— WORK REQUIRED —
Every line below that holds the string "weil" should be copied out.
[BEGIN LISTED RECORDS]
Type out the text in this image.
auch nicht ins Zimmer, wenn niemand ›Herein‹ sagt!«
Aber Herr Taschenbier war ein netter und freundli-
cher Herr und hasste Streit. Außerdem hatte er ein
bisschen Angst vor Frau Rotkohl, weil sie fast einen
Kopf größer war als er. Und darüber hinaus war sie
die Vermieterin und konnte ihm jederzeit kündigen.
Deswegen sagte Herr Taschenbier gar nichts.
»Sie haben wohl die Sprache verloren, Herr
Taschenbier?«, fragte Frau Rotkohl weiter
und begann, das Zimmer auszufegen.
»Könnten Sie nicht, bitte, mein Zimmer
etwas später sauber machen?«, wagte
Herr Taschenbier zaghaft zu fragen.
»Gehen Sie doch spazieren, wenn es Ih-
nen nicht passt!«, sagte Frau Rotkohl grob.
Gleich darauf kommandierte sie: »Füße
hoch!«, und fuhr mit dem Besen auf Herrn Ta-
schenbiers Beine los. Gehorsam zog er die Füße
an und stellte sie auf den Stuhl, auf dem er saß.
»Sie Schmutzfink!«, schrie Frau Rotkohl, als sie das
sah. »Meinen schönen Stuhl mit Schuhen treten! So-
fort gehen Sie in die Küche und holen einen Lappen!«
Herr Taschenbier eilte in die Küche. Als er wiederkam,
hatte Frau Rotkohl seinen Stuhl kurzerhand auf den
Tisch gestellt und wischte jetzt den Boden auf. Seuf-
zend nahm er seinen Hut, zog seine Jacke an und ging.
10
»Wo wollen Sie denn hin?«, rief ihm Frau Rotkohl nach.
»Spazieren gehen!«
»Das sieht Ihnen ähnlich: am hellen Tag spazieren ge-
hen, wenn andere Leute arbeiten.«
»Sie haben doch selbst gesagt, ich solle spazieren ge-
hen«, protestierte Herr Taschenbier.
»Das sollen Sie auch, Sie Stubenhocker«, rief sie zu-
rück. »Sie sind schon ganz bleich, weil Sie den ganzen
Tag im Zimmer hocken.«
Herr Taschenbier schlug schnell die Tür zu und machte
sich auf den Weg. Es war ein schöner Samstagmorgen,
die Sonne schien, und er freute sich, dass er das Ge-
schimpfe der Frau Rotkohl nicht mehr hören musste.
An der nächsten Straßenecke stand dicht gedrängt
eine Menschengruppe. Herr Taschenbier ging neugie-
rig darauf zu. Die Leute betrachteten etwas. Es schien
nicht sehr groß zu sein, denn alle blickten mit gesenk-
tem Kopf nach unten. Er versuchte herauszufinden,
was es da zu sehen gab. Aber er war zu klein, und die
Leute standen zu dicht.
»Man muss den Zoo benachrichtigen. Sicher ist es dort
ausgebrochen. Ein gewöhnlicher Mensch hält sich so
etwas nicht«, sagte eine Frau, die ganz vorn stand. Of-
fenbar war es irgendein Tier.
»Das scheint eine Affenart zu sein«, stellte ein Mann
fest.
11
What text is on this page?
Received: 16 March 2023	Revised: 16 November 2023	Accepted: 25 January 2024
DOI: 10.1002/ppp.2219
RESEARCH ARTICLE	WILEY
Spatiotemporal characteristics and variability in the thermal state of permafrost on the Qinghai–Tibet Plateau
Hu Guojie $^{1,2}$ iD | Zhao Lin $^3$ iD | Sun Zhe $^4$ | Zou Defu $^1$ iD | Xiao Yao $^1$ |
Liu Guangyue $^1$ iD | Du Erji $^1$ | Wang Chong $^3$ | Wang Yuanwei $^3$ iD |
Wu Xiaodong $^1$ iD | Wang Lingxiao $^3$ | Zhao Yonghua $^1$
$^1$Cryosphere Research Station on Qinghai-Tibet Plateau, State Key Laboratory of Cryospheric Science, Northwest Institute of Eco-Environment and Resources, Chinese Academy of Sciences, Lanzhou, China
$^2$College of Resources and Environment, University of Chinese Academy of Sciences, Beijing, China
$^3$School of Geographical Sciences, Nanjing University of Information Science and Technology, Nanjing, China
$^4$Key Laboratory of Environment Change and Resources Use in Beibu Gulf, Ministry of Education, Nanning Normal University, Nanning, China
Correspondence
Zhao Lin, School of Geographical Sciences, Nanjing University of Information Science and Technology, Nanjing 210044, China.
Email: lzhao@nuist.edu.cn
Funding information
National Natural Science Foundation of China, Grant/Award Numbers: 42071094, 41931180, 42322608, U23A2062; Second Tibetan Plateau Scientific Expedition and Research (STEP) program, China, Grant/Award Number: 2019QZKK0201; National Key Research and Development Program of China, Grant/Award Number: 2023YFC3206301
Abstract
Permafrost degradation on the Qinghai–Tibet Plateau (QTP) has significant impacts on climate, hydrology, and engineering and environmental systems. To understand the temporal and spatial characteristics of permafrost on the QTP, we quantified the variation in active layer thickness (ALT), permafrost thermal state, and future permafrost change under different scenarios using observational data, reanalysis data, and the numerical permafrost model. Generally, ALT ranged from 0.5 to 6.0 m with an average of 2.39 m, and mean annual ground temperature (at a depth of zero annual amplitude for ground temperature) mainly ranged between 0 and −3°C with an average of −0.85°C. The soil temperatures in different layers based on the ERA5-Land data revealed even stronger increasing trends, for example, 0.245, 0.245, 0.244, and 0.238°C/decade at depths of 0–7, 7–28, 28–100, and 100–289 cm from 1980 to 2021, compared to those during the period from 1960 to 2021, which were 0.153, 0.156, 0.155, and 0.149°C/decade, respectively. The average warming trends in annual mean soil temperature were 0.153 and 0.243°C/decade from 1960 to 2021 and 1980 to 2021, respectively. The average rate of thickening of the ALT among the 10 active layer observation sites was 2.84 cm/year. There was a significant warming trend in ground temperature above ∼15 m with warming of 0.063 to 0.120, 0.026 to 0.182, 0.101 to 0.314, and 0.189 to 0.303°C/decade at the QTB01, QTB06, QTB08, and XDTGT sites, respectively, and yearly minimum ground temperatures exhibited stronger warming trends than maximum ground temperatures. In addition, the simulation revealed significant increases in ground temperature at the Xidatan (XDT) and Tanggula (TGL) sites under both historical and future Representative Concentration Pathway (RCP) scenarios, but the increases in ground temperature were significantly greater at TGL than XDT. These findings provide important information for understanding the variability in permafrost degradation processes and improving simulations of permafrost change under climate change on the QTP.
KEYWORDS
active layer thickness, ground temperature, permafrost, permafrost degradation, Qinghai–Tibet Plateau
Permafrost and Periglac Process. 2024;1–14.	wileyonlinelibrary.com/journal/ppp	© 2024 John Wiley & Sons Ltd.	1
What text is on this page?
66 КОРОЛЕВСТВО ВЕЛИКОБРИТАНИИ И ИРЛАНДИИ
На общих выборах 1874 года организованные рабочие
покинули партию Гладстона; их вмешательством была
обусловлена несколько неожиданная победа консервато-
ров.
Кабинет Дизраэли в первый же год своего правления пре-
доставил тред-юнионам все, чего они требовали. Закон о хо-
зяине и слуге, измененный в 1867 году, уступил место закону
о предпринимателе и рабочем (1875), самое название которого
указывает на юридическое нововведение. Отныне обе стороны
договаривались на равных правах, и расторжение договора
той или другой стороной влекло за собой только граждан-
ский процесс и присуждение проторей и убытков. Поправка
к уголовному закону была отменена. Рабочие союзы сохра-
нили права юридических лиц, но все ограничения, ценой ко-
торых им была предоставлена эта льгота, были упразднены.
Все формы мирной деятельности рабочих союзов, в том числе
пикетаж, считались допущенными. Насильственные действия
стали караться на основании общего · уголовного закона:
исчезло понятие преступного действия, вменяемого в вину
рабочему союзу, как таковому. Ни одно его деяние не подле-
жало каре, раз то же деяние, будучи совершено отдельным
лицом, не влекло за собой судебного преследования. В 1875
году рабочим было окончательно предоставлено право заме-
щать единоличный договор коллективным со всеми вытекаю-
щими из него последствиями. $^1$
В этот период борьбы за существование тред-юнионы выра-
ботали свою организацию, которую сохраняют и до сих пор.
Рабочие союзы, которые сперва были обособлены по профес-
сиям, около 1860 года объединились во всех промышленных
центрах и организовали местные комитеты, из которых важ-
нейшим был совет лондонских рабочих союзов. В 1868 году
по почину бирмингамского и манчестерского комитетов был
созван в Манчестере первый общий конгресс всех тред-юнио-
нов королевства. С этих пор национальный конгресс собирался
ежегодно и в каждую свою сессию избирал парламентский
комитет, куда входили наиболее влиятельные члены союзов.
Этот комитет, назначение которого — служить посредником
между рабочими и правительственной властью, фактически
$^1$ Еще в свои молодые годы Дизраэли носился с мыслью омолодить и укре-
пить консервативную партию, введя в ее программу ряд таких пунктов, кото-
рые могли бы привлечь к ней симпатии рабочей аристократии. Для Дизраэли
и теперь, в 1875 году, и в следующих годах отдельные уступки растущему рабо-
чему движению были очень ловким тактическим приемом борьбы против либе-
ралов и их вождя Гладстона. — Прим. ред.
[END LISTED RECORDS]
— EXERCISE RESULT —
bisschen Angst vor Frau Rotkohl, weil sie fast einen
rück. »Sie sind schon ganz bleich, weil Sie den ganzen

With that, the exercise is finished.